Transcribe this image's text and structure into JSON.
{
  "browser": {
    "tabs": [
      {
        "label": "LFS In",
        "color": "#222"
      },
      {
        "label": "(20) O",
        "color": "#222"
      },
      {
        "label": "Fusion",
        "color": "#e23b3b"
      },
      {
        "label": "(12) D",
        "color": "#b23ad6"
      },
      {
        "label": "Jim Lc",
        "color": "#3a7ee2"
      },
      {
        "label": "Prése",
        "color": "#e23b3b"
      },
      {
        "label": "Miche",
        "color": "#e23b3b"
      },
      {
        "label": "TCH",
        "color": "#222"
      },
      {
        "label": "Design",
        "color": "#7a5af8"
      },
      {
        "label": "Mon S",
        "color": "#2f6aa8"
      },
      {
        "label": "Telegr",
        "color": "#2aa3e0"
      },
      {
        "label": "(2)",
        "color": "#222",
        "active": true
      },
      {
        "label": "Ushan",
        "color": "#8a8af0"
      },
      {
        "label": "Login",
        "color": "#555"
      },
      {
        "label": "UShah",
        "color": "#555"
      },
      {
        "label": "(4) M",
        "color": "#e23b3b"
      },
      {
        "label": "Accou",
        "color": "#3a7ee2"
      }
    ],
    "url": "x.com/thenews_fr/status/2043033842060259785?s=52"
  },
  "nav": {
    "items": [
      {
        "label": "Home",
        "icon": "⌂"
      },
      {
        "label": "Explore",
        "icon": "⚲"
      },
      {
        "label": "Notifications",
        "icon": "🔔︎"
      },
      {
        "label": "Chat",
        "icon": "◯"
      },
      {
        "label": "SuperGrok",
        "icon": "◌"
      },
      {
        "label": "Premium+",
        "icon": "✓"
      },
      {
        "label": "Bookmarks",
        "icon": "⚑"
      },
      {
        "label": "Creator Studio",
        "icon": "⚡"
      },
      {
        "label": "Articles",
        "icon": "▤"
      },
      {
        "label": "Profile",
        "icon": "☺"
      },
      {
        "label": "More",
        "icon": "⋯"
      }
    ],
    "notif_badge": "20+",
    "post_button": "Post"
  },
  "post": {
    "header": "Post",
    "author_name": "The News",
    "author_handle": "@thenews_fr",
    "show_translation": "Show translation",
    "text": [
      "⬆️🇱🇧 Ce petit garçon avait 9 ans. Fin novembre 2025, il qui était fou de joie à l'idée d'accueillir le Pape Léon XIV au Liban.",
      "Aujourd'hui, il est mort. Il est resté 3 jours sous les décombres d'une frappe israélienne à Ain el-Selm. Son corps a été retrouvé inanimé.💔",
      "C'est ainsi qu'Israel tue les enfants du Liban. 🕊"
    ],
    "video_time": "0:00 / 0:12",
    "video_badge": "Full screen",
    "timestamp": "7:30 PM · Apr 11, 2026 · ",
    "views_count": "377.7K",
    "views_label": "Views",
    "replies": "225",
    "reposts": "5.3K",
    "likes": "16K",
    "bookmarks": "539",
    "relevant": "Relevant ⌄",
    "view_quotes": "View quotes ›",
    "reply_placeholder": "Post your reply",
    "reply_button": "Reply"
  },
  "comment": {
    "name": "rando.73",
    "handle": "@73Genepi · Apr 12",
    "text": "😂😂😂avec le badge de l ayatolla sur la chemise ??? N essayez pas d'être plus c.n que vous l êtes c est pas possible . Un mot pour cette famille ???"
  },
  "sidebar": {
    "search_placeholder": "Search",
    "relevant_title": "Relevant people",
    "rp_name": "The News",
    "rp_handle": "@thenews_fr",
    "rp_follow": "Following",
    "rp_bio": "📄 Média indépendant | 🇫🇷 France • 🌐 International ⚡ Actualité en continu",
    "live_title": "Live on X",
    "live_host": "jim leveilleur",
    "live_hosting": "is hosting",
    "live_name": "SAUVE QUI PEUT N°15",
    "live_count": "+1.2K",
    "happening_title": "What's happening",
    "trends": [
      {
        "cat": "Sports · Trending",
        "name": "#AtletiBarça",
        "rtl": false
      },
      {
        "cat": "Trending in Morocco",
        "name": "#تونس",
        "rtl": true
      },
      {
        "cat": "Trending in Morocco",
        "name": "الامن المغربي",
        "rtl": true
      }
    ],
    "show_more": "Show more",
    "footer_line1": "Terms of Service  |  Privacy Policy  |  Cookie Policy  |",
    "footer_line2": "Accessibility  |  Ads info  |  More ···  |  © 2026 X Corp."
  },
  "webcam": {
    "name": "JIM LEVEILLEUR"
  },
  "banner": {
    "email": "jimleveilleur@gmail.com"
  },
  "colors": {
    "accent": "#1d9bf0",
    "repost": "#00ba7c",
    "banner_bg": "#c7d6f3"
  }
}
+---+
Exercise goal => The records above need to be transcribed in full. Keep every character unchanged.

Correct answer =>
Transcribe this image's text and structure into JSON.
{
  "browser": {
    "tabs": [
      {
        "label": "LFS In",
        "color": "#222"
      },
      {
        "label": "(20) O",
        "color": "#222"
      },
      {
        "label": "Fusion",
        "color": "#e23b3b"
      },
      {
        "label": "(12) D",
        "color": "#b23ad6"
      },
      {
        "label": "Jim Lc",
        "color": "#3a7ee2"
      },
      {
        "label": "Prése",
        "color": "#e23b3b"
      },
      {
        "label": "Miche",
        "color": "#e23b3b"
      },
      {
        "label": "TCH",
        "color": "#222"
      },
      {
        "label": "Design",
        "color": "#7a5af8"
      },
      {
        "label": "Mon S",
        "color": "#2f6aa8"
      },
      {
        "label": "Telegr",
        "color": "#2aa3e0"
      },
      {
        "label": "(2)",
        "color": "#222",
        "active": true
      },
      {
        "label": "Ushan",
        "color": "#8a8af0"
      },
      {
        "label": "Login",
        "color": "#555"
      },
      {
        "label": "UShah",
        "color": "#555"
      },
      {
        "label": "(4) M",
        "color": "#e23b3b"
      },
      {
        "label": "Accou",
        "color": "#3a7ee2"
      }
    ],
    "url": "x.com/thenews_fr/status/2043033842060259785?s=52"
  },
  "nav": {
    "items": [
      {
        "label": "Home",
        "icon": "⌂"
      },
      {
        "label": "Explore",
        "icon": "⚲"
      },
      {
        "label": "Notifications",
        "icon": "🔔︎"
      },
      {
        "label": "Chat",
        "icon": "◯"
      },
      {
        "label": "SuperGrok",
        "icon": "◌"
      },
      {
        "label": "Premium+",
        "icon": "✓"
      },
      {
        "label": "Bookmarks",
        "icon": "⚑"
      },
      {
        "label": "Creator Studio",
        "icon": "⚡"
      },
      {
        "label": "Articles",
        "icon": "▤"
      },
      {
        "label": "Profile",
        "icon": "☺"
      },
      {
        "label": "More",
        "icon": "⋯"
      }
    ],
    "notif_badge": "20+",
    "post_button": "Post"
  },
  "post": {
    "header": "Post",
    "author_name": "The News",
    "author_handle": "@thenews_fr",
    "show_translation": "Show translation",
    "text": [
      "⬆️🇱🇧 Ce petit garçon avait 9 ans. Fin novembre 2025, il qui était fou de joie à l'idée d'accueillir le Pape Léon XIV au Liban.",
      "Aujourd'hui, il est mort. Il est resté 3 jours sous les décombres d'une frappe israélienne à Ain el-Selm. Son corps a été retrouvé inanimé.💔",
      "C'est ainsi qu'Israel tue les enfants du Liban. 🕊"
    ],
    "video_time": "0:00 / 0:12",
    "video_badge": "Full screen",
    "timestamp": "7:30 PM · Apr 11, 2026 · ",
    "views_count": "377.7K",
    "views_label": "Views",
    "replies": "225",
    "reposts": "5.3K",
    "likes": "16K",
    "bookmarks": "539",
    "relevant": "Relevant ⌄",
    "view_quotes": "View quotes ›",
    "reply_placeholder": "Post your reply",
    "reply_button": "Reply"
  },
  "comment": {
    "name": "rando.73",
    "handle": "@73Genepi · Apr 12",
    "text": "😂😂😂avec le badge de l ayatolla sur la chemise ??? N essayez pas d'être plus c.n que vous l êtes c est pas possible . Un mot pour cette famille ???"
  },
  "sidebar": {
    "search_placeholder": "Search",
    "relevant_title": "Relevant people",
    "rp_name": "The News",
    "rp_handle": "@thenews_fr",
    "rp_follow": "Following",
    "rp_bio": "📄 Média indépendant | 🇫🇷 France • 🌐 International ⚡ Actualité en continu",
    "live_title": "Live on X",
    "live_host": "jim leveilleur",
    "live_hosting": "is hosting",
    "live_name": "SAUVE QUI PEUT N°15",
    "live_count": "+1.2K",
    "happening_title": "What's happening",
    "trends": [
      {
        "cat": "Sports · Trending",
        "name": "#AtletiBarça",
        "rtl": false
      },
      {
        "cat": "Trending in Morocco",
        "name": "#تونس",
        "rtl": true
      },
      {
        "cat": "Trending in Morocco",
        "name": "الامن المغربي",
        "rtl": true
      }
    ],
    "show_more": "Show more",
    "footer_line1": "Terms of Service  |  Privacy Policy  |  Cookie Policy  |",
    "footer_line2": "Accessibility  |  Ads info  |  More ···  |  © 2026 X Corp."
  },
  "webcam": {
    "name": "JIM LEVEILLEUR"
  },
  "banner": {
    "email": "jimleveilleur@gmail.com"
  },
  "colors": {
    "accent": "#1d9bf0",
    "repost": "#00ba7c",
    "banner_bg": "#c7d6f3"
  }
}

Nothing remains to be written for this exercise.